#### Records
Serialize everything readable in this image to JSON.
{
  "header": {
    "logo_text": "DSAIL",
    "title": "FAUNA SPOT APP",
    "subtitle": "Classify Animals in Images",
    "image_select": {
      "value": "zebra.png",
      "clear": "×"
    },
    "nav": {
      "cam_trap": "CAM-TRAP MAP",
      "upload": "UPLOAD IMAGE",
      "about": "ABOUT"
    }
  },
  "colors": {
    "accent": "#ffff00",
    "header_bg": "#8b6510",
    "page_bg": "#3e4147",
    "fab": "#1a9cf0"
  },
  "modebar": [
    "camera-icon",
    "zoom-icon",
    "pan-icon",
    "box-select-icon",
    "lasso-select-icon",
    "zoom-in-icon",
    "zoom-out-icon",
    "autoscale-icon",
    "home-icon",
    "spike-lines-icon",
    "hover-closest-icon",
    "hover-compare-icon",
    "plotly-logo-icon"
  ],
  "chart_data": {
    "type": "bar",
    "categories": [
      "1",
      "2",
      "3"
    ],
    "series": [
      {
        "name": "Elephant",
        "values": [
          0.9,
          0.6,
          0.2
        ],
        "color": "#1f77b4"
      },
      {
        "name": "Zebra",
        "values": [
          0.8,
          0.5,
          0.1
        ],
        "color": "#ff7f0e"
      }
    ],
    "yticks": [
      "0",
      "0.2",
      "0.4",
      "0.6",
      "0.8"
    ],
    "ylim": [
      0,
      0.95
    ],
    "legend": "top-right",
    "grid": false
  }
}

#### Exercise details
Show the lines that mention the word "hover".

#### Response for this exercise
    "hover-closest-icon",
    "hover-compare-icon",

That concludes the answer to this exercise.